Required task
Every line that includes the word "icon" is to be listed.

* Begin Material provided *

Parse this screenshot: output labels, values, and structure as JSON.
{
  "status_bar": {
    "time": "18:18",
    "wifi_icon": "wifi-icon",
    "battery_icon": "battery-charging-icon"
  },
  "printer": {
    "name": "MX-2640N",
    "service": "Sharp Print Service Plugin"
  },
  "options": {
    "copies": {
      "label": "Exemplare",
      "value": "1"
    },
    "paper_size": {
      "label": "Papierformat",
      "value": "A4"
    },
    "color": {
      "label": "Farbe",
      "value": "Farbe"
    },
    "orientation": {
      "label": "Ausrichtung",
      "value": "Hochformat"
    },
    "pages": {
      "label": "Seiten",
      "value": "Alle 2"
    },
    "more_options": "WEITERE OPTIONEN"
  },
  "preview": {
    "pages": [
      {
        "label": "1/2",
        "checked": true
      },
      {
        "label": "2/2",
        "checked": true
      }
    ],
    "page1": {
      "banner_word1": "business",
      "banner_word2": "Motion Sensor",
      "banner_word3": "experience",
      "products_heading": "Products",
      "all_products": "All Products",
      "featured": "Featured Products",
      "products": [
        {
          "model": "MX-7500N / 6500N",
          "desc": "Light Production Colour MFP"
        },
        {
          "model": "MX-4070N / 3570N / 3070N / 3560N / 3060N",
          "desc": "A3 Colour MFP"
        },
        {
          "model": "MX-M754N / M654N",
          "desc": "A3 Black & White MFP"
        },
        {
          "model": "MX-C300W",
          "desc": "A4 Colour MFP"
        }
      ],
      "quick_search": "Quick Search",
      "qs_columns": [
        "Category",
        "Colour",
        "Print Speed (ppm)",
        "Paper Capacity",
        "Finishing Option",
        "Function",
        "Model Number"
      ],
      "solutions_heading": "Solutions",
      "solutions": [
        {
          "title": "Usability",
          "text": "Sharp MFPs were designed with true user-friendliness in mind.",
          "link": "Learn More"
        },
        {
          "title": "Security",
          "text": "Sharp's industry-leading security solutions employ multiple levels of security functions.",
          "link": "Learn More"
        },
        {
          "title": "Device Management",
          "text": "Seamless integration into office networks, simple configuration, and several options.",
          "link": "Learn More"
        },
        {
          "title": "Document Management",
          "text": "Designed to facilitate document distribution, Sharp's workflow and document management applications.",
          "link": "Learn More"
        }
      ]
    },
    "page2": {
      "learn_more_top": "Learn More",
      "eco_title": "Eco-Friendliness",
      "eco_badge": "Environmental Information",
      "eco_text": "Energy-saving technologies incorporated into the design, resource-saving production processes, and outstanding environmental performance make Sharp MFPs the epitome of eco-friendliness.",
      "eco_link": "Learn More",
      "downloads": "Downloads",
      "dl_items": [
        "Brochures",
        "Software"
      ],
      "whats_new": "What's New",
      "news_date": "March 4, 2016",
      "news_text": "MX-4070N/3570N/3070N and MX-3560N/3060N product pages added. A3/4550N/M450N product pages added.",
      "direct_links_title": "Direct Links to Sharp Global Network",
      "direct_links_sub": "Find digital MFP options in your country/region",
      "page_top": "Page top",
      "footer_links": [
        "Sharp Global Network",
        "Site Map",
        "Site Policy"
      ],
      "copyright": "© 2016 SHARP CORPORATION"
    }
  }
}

* End Material provided *

Reply
    "wifi_icon": "wifi-icon",
    "battery_icon": "battery-charging-icon"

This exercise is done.